Within the data that follows, how many lines carry the string "окружающей"? Give the number alone.

-------------------------

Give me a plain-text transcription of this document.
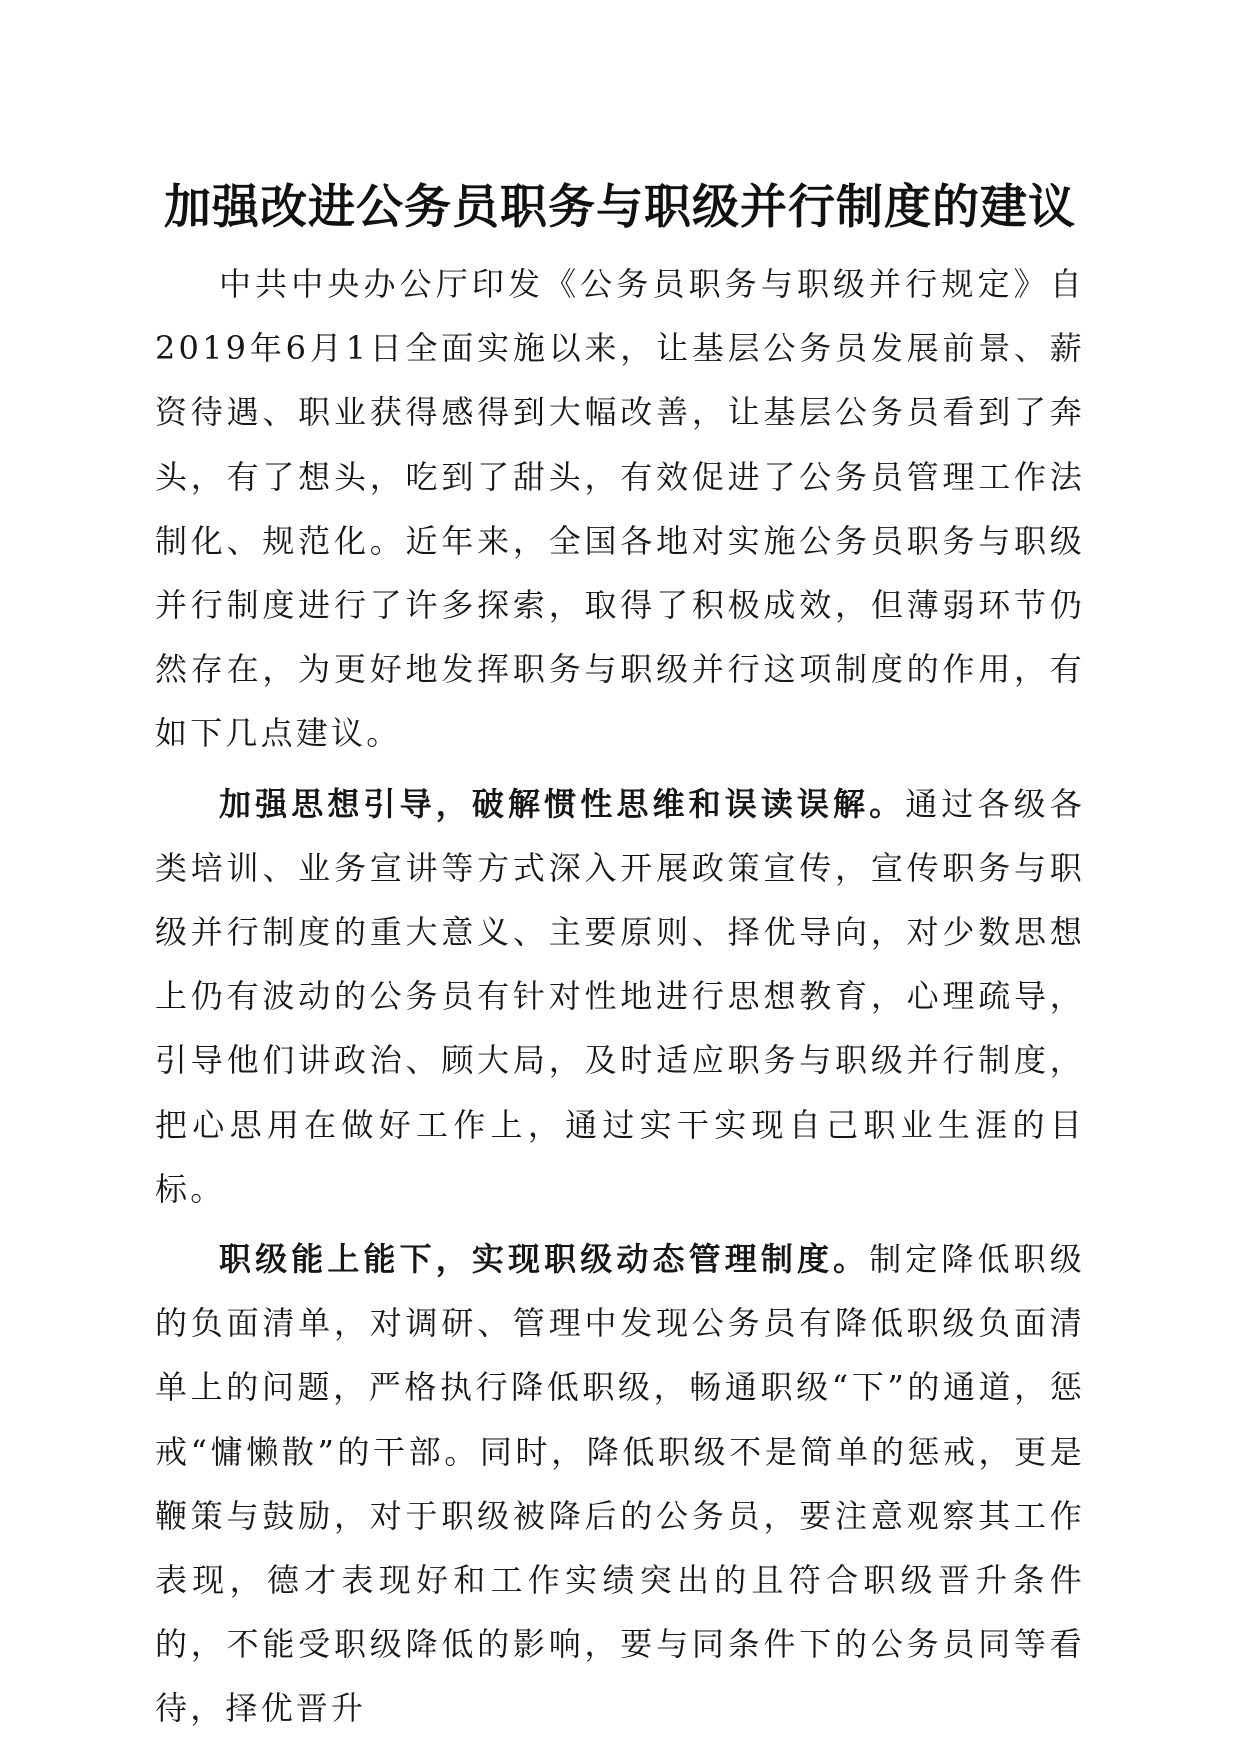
加强改进公务员职务与职级并行制度的建议

中共中央办公厅印发《公务员职务与职级并行规定》自2019年6月1日全面实施以来，让基层公务员发展前景、薪资待遇、职业获得感得到大幅改善，让基层公务员看到了奔头，有了想头，吃到了甜头，有效促进了公务员管理工作法制化、规范化。近年来，全国各地对实施公务员职务与职级并行制度进行了许多探索，取得了积极成效，但薄弱环节仍然存在，为更好地发挥职务与职级并行这项制度的作用，有如下几点建议。

加强思想引导，破解惯性思维和误读误解。通过各级各类培训、业务宣讲等方式深入开展政策宣传，宣传职务与职级并行制度的重大意义、主要原则、择优导向，对少数思想上仍有波动的公务员有针对性地进行思想教育，心理疏导，引导他们讲政治、顾大局，及时适应职务与职级并行制度，把心思用在做好工作上，通过实干实现自己职业生涯的目标。

职级能上能下，实现职级动态管理制度。制定降低职级的负面清单，对调研、管理中发现公务员有降低职级负面清单上的问题，严格执行降低职级，畅通职级“下”的通道，惩戒“慵懒散”的干部。同时，降低职级不是简单的惩戒，更是鞭策与鼓励，对于职级被降后的公务员，要注意观察其工作表现，德才表现好和工作实绩突出的且符合职级晋升条件的，不能受职级降低的影响，要与同条件下的公务员同等看待，择优晋升
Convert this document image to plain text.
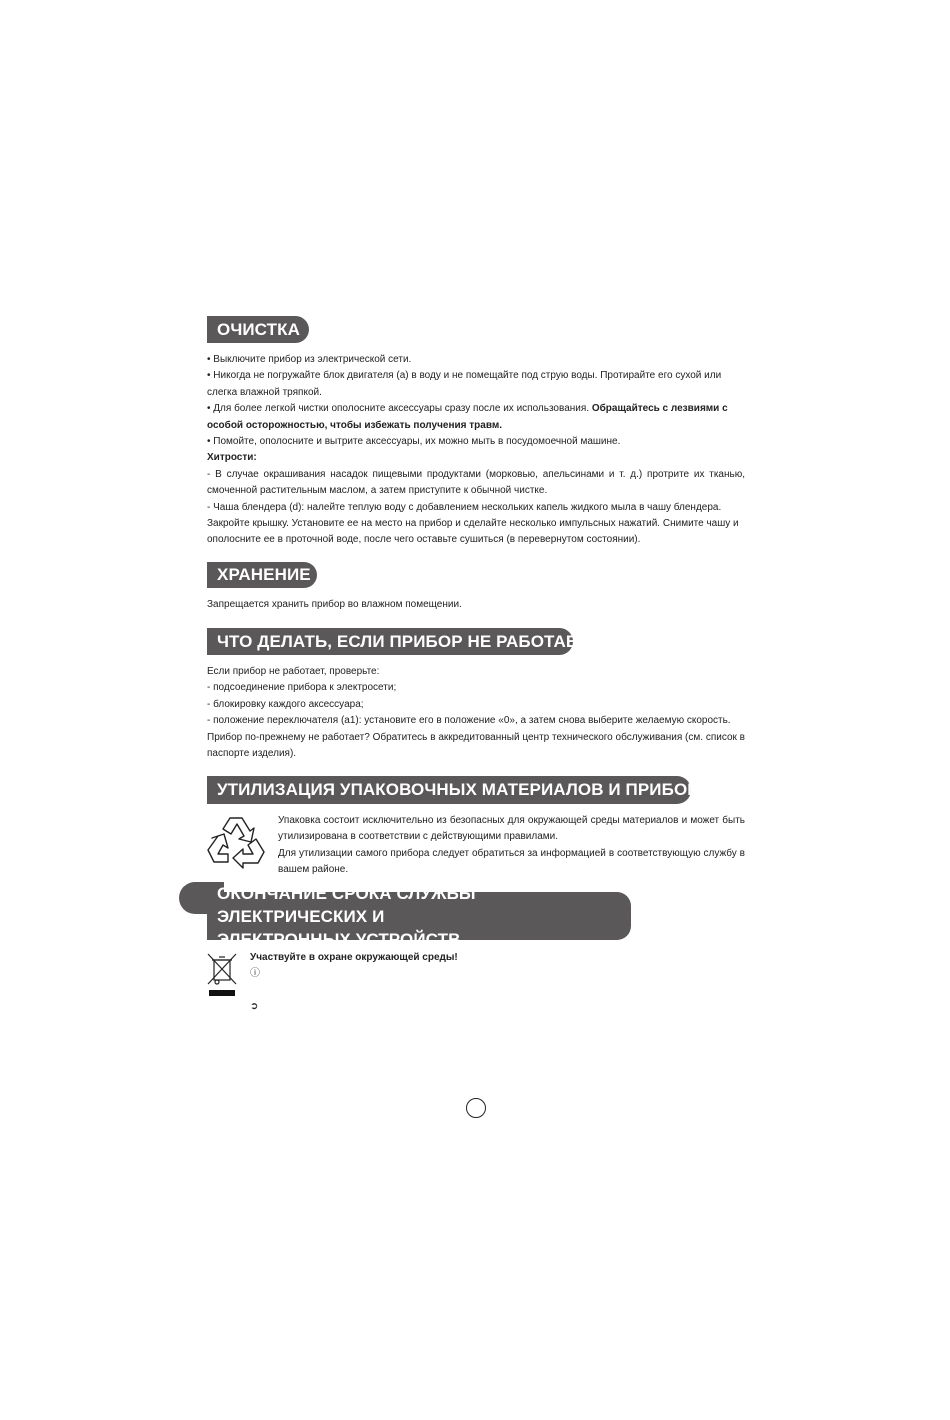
ОЧИСТКА

• Выключите прибор из электрической сети.

• Никогда не погружайте блок двигателя (a) в воду и не помещайте под струю воды. Протирайте его сухой или слегка влажной тряпкой.

• Для более легкой чистки ополосните аксессуары сразу после их использования. Обращайтесь с лезвиями с особой осторожностью, чтобы избежать получения травм.

• Помойте, ополосните и вытрите аксессуары, их можно мыть в посудомоечной машине.

Хитрости:

- В случае окрашивания насадок пищевыми продуктами (морковью, апельсинами и т. д.) протрите их тканью, смоченной растительным маслом, а затем приступите к обычной чистке.

- Чаша блендера (d): налейте теплую воду с добавлением нескольких капель жидкого мыла в чашу блендера. Закройте крышку. Установите ее на место на прибор и сделайте несколько импульсных нажатий. Снимите чашу и ополосните ее в проточной воде, после чего оставьте сушиться (в перевернутом состоянии).

ХРАНЕНИЕ

Запрещается хранить прибор во влажном помещении.

ЧТО ДЕЛАТЬ, ЕСЛИ ПРИБОР НЕ РАБОТАЕТ?

Если прибор не работает, проверьте:

- подсоединение прибора к электросети;

- блокировку каждого аксессуара;

- положение переключателя (a1): установите его в положение «0», а затем снова выберите желаемую скорость.

Прибор по-прежнему не работает? Обратитесь в аккредитованный центр технического обслуживания (см. список в паспорте изделия).

УТИЛИЗАЦИЯ УПАКОВОЧНЫХ МАТЕРИАЛОВ И ПРИБОРА

Упаковка состоит исключительно из безопасных для окружающей среды материалов и может быть утилизирована в соответствии с действующими правилами.

Для утилизации самого прибора следует обратиться за информацией в соответствующую службу в вашем районе.

ОКОНЧАНИЕ СРОКА СЛУЖБЫ ЭЛЕКТРИЧЕСКИХ И
ЭЛЕКТРОННЫХ УСТРОЙСТВ

Участвуйте в охране окружающей среды!

ⓘ

➲
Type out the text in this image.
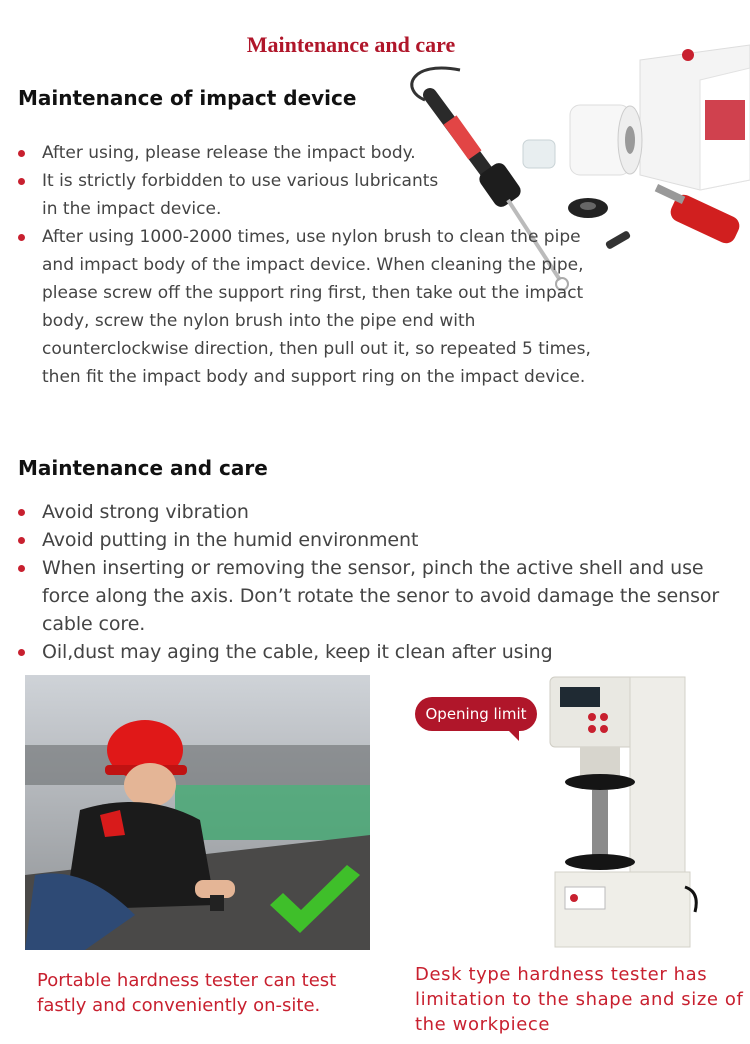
Maintenance and care
Maintenance of impact device
After using, please release the impact body.
It is strictly forbidden to use various lubricants in the impact device.
After using 1000-2000 times, use nylon brush to clean the pipe and impact body of the impact device. When cleaning the pipe, please screw off the support ring first, then take out the impact body, screw the nylon brush into the pipe end with counterclockwise direction, then pull out it, so repeated 5 times, then fit the impact body and support ring on the impact device.
Maintenance and care
Avoid strong vibration
Avoid putting in the humid environment
When inserting or removing the sensor, pinch the active shell and use force along the axis. Don’t rotate the senor to avoid damage the sensor cable core.
Oil,dust may aging the cable, keep it clean after using
Portable hardness tester can test fastly and conveniently on-site.
Opening limit
Desk type hardness tester has limitation to the shape and size of the workpiece
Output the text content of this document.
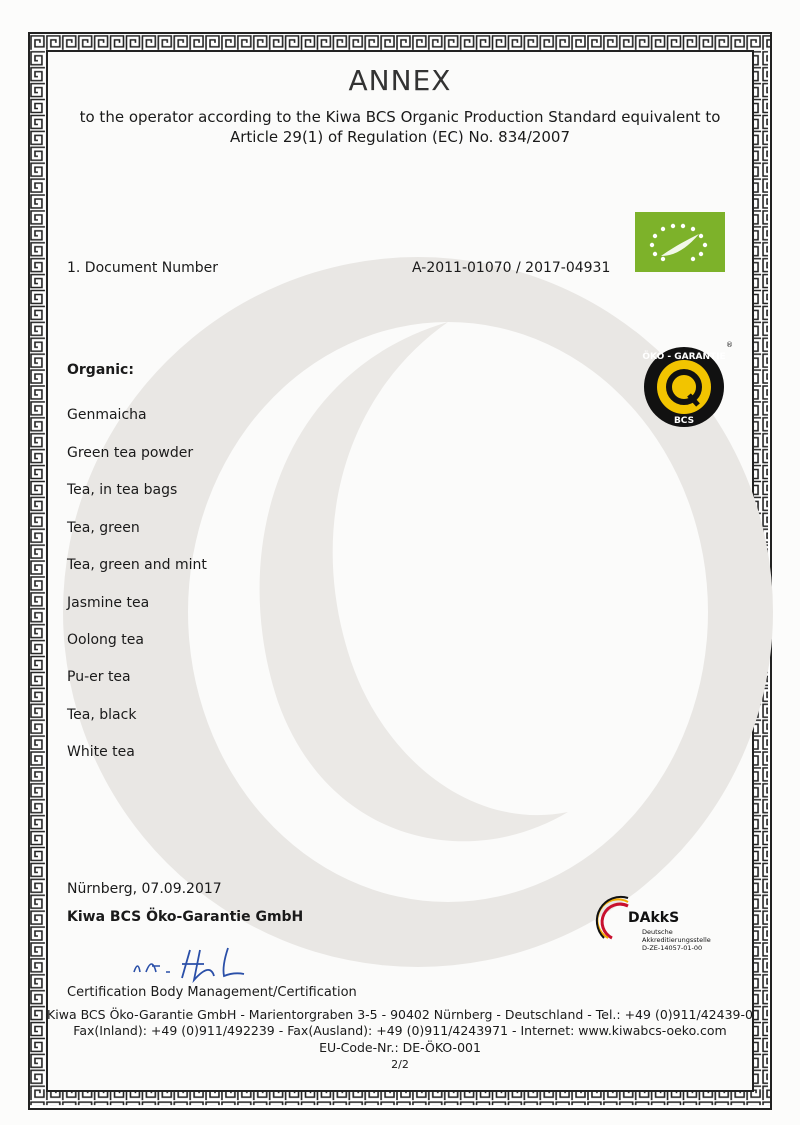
ÖKO - GARANTIE
BCS
®
DAkkS
Deutsche
Akkreditierungsstelle
D-ZE-14057-01-00
ANNEX
to the operator according to the Kiwa BCS Organic Production Standard equivalent to
Article 29(1) of Regulation (EC) No. 834/2007
1. Document Number	A-2011-01070 / 2017-04931
Organic:
Genmaicha
Green tea powder
Tea, in tea bags
Tea, green
Tea, green and mint
Jasmine tea
Oolong tea
Pu-er tea
Tea, black
White tea
Nürnberg, 07.09.2017
Kiwa BCS Öko-Garantie GmbH
Certification Body Management/Certification
Kiwa BCS Öko-Garantie GmbH - Marientorgraben 3-5 - 90402 Nürnberg - Deutschland - Tel.: +49 (0)911/42439-0
Fax(Inland): +49 (0)911/492239 - Fax(Ausland): +49 (0)911/4243971 - Internet: www.kiwabcs-oeko.com
EU-Code-Nr.: DE-ÖKO-001
2/2
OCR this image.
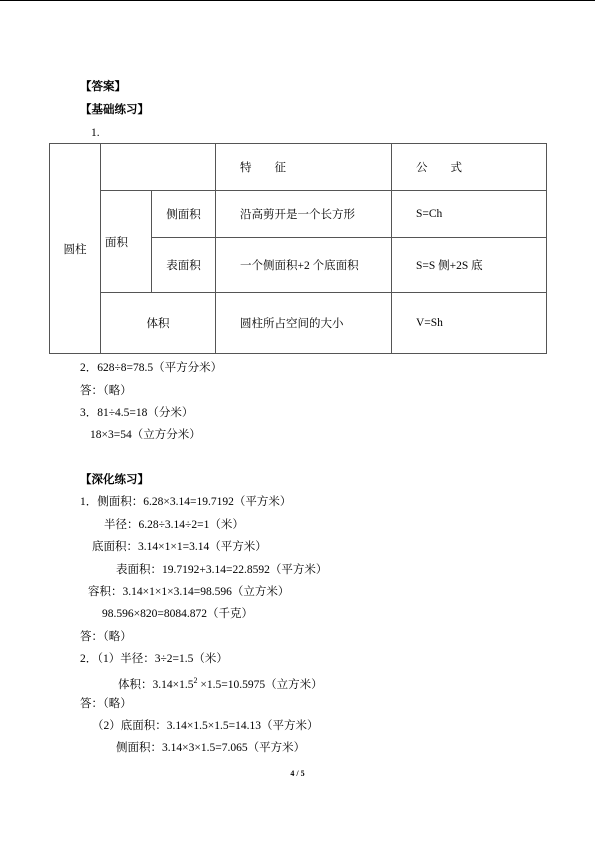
【答案】
【基础练习】
1.
圆柱			特　　征	公　　式
	面积	侧面积	沿高剪开是一个长方形	S=Ch
		表面积	一个侧面积+2 个底面积	S=S 侧+2S 底
	体积		圆柱所占空间的大小	V=Sh
2．628÷8=78.5（平方分米）
答：（略）
3．81÷4.5=18（分米）
18×3=54（立方分米）
【深化练习】
1．侧面积：6.28×3.14=19.7192（平方米）
半径：6.28÷3.14÷2=1（米）
底面积：3.14×1×1=3.14（平方米）
表面积：19.7192+3.14=22.8592（平方米）
容积：3.14×1×1×3.14=98.596（立方米）
98.596×820=8084.872（千克）
答：（略）
2．（1）半径：3÷2=1.5（米）
体积：$3.14\times 1.5^2 \times 1.5=10.5975$（立方米）
答：（略）
（2）底面积：3.14×1.5×1.5=14.13（平方米）
侧面积：3.14×3×1.5=7.065（平方米）
4 / 5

-------------------------

[TASK ANSWER]
2